EXTRAIT CHOISI:
+++++
—Je suis seulement inquiet, me dit-il, de savoir comment vous avez pu vous en tirer avec vos trois couteaux.
—La comtesse de Broglie y avait pourvu.
—Savez-vous, me dit le grand-chambellan, que vous devriez me remercier de vous avoir laissé venir à Moscou, car il paraît que vous y passez joyeusement la vie.
—C'est à peu de frais, excellence; quand je n'ai qu'un mauvais souper à donner à mes convives, je fais comme la veuve Scarron: je leur raconte des histoires.
XIII
Fild et Percherette.
Quel est l'étranger ayant habité la Russie en 1806, s'il a vécu dans le monde des artistes, qui n'ait connu Fild et Percherette, cette miniature si bien proportionnée dans sa petite taille si gracieuse, et dont la physionomie spirituelle et les yeux à demi fermés annonçaient l'esprit et la malice d'un blue devel (petit diable bleu).
Le nom de Fild était peu connu en France, lorsqu'il vint y faire une courte apparition; mais sa réputation était européenne dans le monde musical.
Fild a toujours habité les pays étrangers, et particulièrement la Russie, où il aurait pu acquérir une grande fortune, s'il n'eût eu toute la singularité des artistes, et l'originalité que l'on rencontre souvent dans les personnes de sa nation; il en portait le cachet, même dans ses compositions. Anglais d'origine, élève de Clémenti, il avait surpassé son maître, et l'emportait de beaucoup sur Stebelt pour l'exécution.
+++++
Données d'analyse de la mise en page:
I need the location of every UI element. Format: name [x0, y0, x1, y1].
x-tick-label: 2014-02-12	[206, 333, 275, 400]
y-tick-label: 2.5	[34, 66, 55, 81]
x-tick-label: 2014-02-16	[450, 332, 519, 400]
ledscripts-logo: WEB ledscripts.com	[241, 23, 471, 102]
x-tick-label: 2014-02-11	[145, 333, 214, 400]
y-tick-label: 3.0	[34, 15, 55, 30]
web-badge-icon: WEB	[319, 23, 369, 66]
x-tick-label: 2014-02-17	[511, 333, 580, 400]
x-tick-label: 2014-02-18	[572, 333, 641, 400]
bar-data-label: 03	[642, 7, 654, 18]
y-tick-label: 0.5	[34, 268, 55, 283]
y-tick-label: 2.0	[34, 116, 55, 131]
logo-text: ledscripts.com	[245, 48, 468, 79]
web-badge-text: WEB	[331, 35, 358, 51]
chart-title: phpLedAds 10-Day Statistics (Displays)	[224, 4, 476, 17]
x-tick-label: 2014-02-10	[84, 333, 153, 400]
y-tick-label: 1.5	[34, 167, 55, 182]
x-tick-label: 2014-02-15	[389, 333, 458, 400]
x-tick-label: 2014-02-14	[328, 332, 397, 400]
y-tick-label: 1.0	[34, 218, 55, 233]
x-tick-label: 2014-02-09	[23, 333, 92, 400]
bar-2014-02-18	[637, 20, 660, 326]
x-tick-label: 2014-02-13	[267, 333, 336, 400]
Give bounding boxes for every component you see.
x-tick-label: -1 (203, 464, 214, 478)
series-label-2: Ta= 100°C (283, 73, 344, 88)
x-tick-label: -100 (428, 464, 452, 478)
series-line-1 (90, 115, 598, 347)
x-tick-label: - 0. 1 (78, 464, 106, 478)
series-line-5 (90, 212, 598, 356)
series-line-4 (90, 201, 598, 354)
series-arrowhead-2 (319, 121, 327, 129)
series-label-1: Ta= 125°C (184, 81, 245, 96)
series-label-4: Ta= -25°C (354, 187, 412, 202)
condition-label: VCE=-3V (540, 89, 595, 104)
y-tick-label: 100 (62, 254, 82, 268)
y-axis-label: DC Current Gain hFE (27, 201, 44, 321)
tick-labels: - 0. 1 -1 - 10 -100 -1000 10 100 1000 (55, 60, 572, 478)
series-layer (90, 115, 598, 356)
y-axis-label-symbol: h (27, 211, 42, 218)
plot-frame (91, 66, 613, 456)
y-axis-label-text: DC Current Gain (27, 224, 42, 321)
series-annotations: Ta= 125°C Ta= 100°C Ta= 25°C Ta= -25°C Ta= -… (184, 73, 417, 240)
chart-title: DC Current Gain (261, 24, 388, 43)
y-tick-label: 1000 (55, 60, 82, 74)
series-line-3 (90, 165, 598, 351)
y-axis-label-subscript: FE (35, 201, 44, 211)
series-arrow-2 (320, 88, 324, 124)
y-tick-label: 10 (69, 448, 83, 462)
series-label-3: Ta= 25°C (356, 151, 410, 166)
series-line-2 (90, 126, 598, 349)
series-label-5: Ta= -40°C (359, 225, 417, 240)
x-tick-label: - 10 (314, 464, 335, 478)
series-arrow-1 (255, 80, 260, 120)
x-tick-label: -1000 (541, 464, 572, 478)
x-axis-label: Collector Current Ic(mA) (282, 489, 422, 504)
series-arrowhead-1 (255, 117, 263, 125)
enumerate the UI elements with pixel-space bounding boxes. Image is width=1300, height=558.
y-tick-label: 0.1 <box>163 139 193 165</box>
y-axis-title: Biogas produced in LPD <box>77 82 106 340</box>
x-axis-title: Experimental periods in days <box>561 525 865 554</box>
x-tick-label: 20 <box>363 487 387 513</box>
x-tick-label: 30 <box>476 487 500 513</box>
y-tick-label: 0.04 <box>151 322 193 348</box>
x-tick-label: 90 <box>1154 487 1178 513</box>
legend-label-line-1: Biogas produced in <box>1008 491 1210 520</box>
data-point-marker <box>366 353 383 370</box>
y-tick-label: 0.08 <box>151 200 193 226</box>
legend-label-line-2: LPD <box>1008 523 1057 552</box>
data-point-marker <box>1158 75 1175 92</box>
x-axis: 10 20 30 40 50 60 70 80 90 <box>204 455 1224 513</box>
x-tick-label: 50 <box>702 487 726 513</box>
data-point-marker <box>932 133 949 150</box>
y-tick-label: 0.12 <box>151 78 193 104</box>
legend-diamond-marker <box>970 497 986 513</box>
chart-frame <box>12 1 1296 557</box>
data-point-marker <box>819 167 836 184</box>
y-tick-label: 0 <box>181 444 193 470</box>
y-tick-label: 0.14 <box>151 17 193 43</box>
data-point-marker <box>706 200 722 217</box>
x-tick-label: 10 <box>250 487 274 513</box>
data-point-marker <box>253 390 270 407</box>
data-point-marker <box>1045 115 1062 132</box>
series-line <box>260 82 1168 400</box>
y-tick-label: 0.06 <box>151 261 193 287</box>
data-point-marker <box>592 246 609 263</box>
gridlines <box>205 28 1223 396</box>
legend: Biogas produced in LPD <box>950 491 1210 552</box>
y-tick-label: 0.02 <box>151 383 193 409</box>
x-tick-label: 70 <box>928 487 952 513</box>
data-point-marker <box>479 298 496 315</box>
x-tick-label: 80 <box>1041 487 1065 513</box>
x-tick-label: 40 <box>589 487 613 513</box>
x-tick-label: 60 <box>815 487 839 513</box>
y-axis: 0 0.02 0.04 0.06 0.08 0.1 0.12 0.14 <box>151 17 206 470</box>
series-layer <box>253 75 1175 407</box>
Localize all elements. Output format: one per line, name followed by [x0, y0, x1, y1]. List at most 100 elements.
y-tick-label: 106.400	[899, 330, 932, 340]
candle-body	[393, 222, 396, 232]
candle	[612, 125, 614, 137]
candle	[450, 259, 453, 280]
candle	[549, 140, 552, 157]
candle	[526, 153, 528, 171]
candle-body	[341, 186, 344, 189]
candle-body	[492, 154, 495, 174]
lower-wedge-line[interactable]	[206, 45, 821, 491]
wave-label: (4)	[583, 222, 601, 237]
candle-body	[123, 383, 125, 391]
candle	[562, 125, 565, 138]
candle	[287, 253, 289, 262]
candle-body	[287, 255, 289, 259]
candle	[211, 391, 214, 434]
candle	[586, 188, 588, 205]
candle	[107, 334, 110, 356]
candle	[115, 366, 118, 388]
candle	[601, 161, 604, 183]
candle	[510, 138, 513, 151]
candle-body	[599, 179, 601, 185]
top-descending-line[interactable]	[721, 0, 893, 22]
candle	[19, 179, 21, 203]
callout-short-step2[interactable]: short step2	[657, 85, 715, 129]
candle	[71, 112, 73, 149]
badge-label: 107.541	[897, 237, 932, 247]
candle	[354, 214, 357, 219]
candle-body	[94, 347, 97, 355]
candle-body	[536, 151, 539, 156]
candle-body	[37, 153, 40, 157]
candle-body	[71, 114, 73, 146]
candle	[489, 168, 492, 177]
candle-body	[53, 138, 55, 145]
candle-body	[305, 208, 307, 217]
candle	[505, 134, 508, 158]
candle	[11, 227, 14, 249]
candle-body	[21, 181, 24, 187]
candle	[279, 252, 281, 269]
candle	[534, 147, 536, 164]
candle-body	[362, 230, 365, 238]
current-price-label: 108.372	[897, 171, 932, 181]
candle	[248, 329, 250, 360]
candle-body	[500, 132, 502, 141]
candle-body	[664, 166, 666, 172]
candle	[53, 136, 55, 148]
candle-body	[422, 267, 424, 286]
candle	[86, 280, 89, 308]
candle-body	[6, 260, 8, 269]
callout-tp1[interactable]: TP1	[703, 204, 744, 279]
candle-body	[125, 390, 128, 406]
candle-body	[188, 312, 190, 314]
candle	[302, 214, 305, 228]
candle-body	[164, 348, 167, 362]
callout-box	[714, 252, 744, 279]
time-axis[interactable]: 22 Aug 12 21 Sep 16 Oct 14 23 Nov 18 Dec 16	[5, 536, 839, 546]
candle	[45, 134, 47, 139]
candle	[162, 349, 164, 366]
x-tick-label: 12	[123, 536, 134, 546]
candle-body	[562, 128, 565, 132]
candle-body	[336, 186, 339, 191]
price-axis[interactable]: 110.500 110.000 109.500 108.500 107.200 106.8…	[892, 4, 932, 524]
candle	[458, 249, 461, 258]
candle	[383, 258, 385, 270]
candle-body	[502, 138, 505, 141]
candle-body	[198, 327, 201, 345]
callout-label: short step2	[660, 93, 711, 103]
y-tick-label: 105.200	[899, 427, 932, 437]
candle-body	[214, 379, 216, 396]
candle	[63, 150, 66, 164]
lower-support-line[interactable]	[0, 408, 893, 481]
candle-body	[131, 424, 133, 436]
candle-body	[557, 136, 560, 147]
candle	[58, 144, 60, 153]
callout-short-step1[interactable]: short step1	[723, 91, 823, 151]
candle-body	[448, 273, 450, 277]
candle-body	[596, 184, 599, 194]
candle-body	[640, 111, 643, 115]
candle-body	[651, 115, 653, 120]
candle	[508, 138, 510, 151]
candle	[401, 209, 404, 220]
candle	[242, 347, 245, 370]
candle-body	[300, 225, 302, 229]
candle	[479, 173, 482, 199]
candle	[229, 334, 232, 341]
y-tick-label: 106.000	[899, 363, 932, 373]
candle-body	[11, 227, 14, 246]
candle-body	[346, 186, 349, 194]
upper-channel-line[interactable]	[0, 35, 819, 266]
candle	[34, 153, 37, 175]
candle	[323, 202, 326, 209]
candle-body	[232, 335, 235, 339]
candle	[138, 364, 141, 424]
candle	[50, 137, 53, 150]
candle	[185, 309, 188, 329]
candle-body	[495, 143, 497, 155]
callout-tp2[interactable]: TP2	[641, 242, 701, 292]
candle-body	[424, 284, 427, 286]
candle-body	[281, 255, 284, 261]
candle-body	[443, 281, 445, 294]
+++++
Pouvez-vous recopier intégralement l'extrait choisi, mot pour mot et sans rien y changer ?

RÉPONSE RÉDIGÉE:
—Je suis seulement inquiet, me dit-il, de savoir comment vous avez pu vous en tirer avec vos trois couteaux.
—La comtesse de Broglie y avait pourvu.
—Savez-vous, me dit le grand-chambellan, que vous devriez me remercier de vous avoir laissé venir à Moscou, car il paraît que vous y passez joyeusement la vie.
—C'est à peu de frais, excellence; quand je n'ai qu'un mauvais souper à donner à mes convives, je fais comme la veuve Scarron: je leur raconte des histoires.
XIII
Fild et Percherette.
Quel est l'étranger ayant habité la Russie en 1806, s'il a vécu dans le monde des artistes, qui n'ait connu Fild et Percherette, cette miniature si bien proportionnée dans sa petite taille si gracieuse, et dont la physionomie spirituelle et les yeux à demi fermés annonçaient l'esprit et la malice d'un blue devel (petit diable bleu).
Le nom de Fild était peu connu en France, lorsqu'il vint y faire une courte apparition; mais sa réputation était européenne dans le monde musical.
Fild a toujours habité les pays étrangers, et particulièrement la Russie, où il aurait pu acquérir une grande fortune, s'il n'eût eu toute la singularité des artistes, et l'originalité que l'on rencontre souvent dans les personnes de sa nation; il en portait le cachet, même dans ses compositions. Anglais d'origine, élève de Clémenti, il avait surpassé son maître, et l'emportait de beaucoup sur Stebelt pour l'exécution.